### STATED EXERCISE
Reproduce each line of the material precisely.

### GIVEN RECORDS
□ □ □ □

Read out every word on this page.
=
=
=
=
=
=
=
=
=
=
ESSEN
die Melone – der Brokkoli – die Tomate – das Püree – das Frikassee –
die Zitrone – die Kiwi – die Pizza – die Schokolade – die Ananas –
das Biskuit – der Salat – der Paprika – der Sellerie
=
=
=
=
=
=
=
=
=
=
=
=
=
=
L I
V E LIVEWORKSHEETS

□ □ □ □

### FINISHED ANSWER
Read out every word on this page.
=
=
=
=
=
=
=
=
=
=
ESSEN
die Melone – der Brokkoli – die Tomate – das Püree – das Frikassee –
die Zitrone – die Kiwi – die Pizza – die Schokolade – die Ananas –
das Biskuit – der Salat – der Paprika – der Sellerie
=
=
=
=
=
=
=
=
=
=
=
=
=
=
L I
V E LIVEWORKSHEETS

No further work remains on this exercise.